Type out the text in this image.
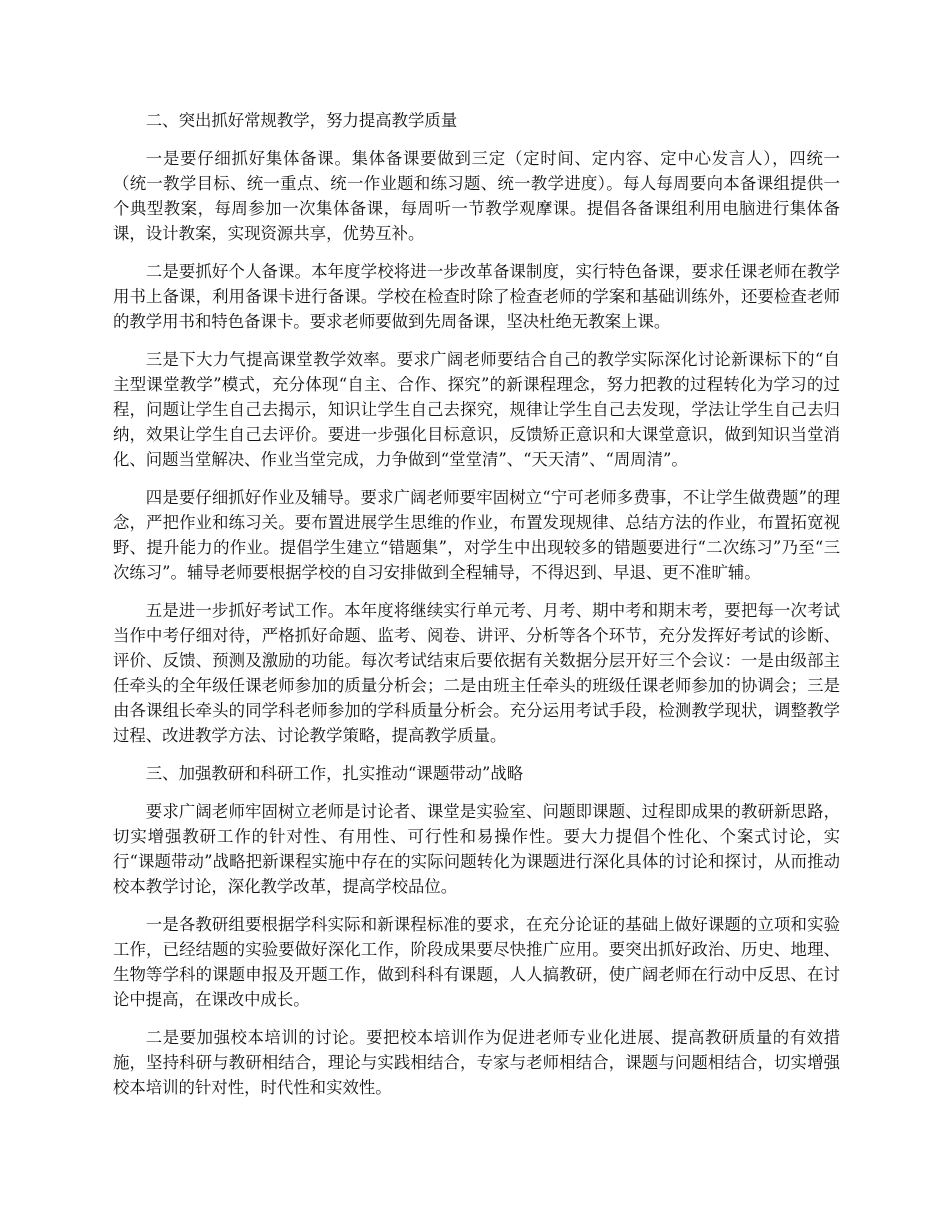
二、突出抓好常规教学，努力提高教学质量

一是要仔细抓好集体备课。集体备课要做到三定（定时间、定内容、定中心发言人），四统一（统一教学目标、统一重点、统一作业题和练习题、统一教学进度）。每人每周要向本备课组提供一个典型教案，每周参加一次集体备课，每周听一节教学观摩课。提倡各备课组利用电脑进行集体备课，设计教案，实现资源共享，优势互补。

二是要抓好个人备课。本年度学校将进一步改革备课制度，实行特色备课，要求任课老师在教学用书上备课，利用备课卡进行备课。学校在检查时除了检查老师的学案和基础训练外，还要检查老师的教学用书和特色备课卡。要求老师要做到先周备课，坚决杜绝无教案上课。

三是下大力气提高课堂教学效率。要求广阔老师要结合自己的教学实际深化讨论新课标下的“自主型课堂教学”模式，充分体现“自主、合作、探究”的新课程理念，努力把教的过程转化为学习的过程，问题让学生自己去揭示，知识让学生自己去探究，规律让学生自己去发现，学法让学生自己去归纳，效果让学生自己去评价。要进一步强化目标意识，反馈矫正意识和大课堂意识，做到知识当堂消化、问题当堂解决、作业当堂完成，力争做到“堂堂清”、“天天清”、“周周清”。

四是要仔细抓好作业及辅导。要求广阔老师要牢固树立“宁可老师多费事，不让学生做费题”的理念，严把作业和练习关。要布置进展学生思维的作业，布置发现规律、总结方法的作业，布置拓宽视野、提升能力的作业。提倡学生建立“错题集”，对学生中出现较多的错题要进行“二次练习”乃至“三次练习”。辅导老师要根据学校的自习安排做到全程辅导，不得迟到、早退、更不准旷辅。

五是进一步抓好考试工作。本年度将继续实行单元考、月考、期中考和期末考，要把每一次考试当作中考仔细对待，严格抓好命题、监考、阅卷、讲评、分析等各个环节，充分发挥好考试的诊断、评价、反馈、预测及激励的功能。每次考试结束后要依据有关数据分层开好三个会议：一是由级部主任牵头的全年级任课老师参加的质量分析会；二是由班主任牵头的班级任课老师参加的协调会；三是由各课组长牵头的同学科老师参加的学科质量分析会。充分运用考试手段，检测教学现状，调整教学过程、改进教学方法、讨论教学策略，提高教学质量。

三、加强教研和科研工作，扎实推动“课题带动”战略

要求广阔老师牢固树立老师是讨论者、课堂是实验室、问题即课题、过程即成果的教研新思路，切实增强教研工作的针对性、有用性、可行性和易操作性。要大力提倡个性化、个案式讨论，实行“课题带动”战略把新课程实施中存在的实际问题转化为课题进行深化具体的讨论和探讨，从而推动校本教学讨论，深化教学改革，提高学校品位。

一是各教研组要根据学科实际和新课程标准的要求，在充分论证的基础上做好课题的立项和实验工作，已经结题的实验要做好深化工作，阶段成果要尽快推广应用。要突出抓好政治、历史、地理、生物等学科的课题申报及开题工作，做到科科有课题，人人搞教研，使广阔老师在行动中反思、在讨论中提高，在课改中成长。

二是要加强校本培训的讨论。要把校本培训作为促进老师专业化进展、提高教研质量的有效措施，坚持科研与教研相结合，理论与实践相结合，专家与老师相结合，课题与问题相结合，切实增强校本培训的针对性，时代性和实效性。
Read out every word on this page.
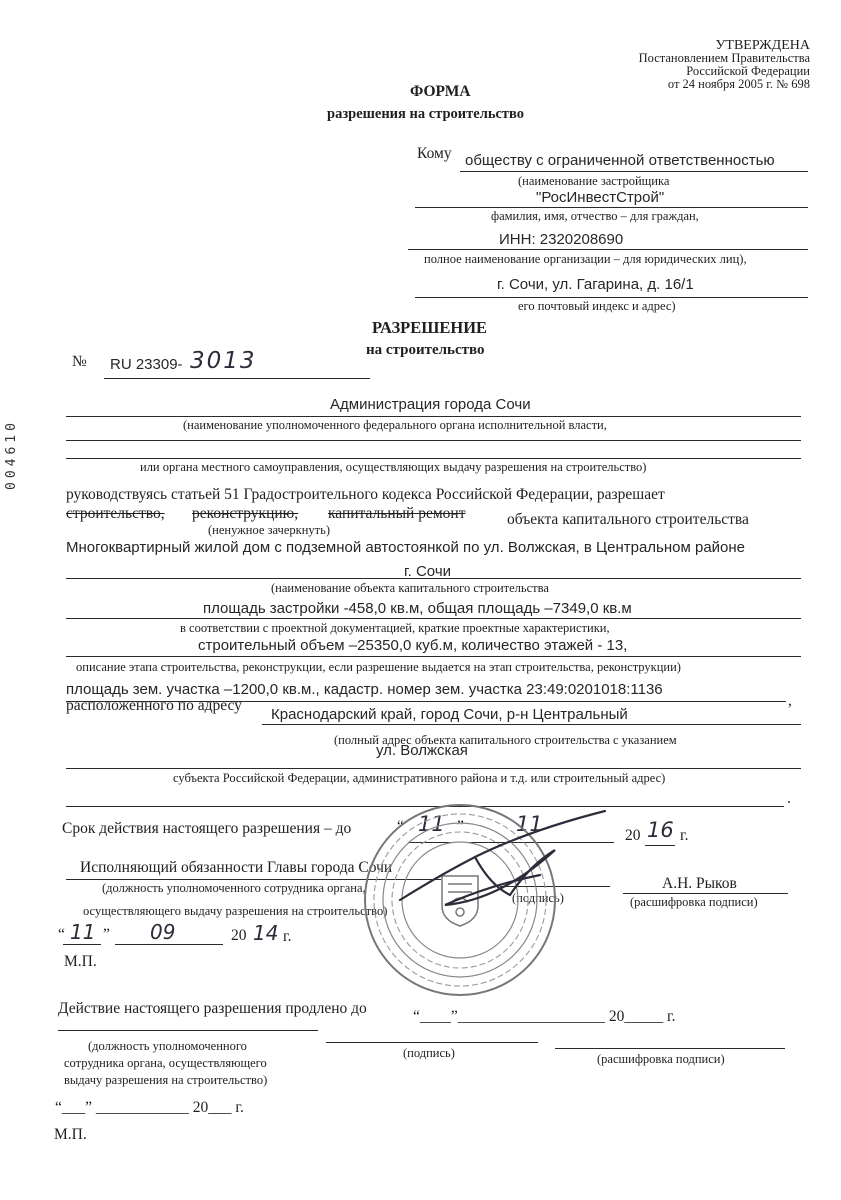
УТВЕРЖДЕНА
Постановлением Правительства
Российской Федерации
от 24 ноября 2005 г. № 698
ФОРМА
разрешения на строительство
Кому обществу с ограниченной ответственностью
(наименование застройщика
"РосИнвестСтрой"
фамилия, имя, отчество – для граждан,
ИНН: 2320208690
полное наименование организации – для юридических лиц),
г. Сочи, ул. Гагарина, д. 16/1
его почтовый индекс и адрес)
РАЗРЕШЕНИЕ
на строительство
№ RU 23309- 3013
004610
Администрация города Сочи
(наименование уполномоченного федерального органа исполнительной власти,
или органа местного самоуправления, осуществляющих выдачу разрешения на строительство)
руководствуясь статьей 51 Градостроительного кодекса Российской Федерации, разрешает
строительство, реконструкцию, капитальный ремонт	объекта капитального строительства
(ненужное зачеркнуть)
Многоквартирный жилой дом с подземной автостоянкой по ул. Волжская, в Центральном районе
г. Сочи
(наименование объекта капитального строительства
площадь застройки -458,0 кв.м, общая площадь –7349,0 кв.м
в соответствии с проектной документацией, краткие проектные характеристики,
строительный объем –25350,0 куб.м, количество этажей - 13,
описание этапа строительства, реконструкции, если разрешение выдается на этап строительства, реконструкции)
площадь зем. участка –1200,0 кв.м., кадастр. номер зем. участка 23:49:0201018:1136
,
расположенного по адресу
Краснодарский край, город Сочи, р-н Центральный
(полный адрес объекта капитального строительства с указанием
ул. Волжская
субъекта Российской Федерации, административного района и т.д. или строительный адрес)
.
Срок действия настоящего разрешения – до	“ 11 ” 11	20 16 г.
Исполняющий обязанности Главы города Сочи
(должность уполномоченного сотрудника органа,
осуществляющего выдачу разрешения на строительство)
(подпись)
А.Н. Рыков
(расшифровка подписи)
“ 11 ” 09	20 14 г.
М.П.
Действие настоящего разрешения продлено до	“____”___________________ 20_____ г.
(должность уполномоченного
сотрудника органа, осуществляющего
выдачу разрешения на строительство)
(подпись)	(расшифровка подписи)
“___” ____________ 20___ г.
М.П.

* * *

• [Required work]: Copy all lines above containing the string "Волжская".

• [Solution below]:
Многоквартирный жилой дом с подземной автостоянкой по ул. Волжская, в Центральном районе
ул. Волжская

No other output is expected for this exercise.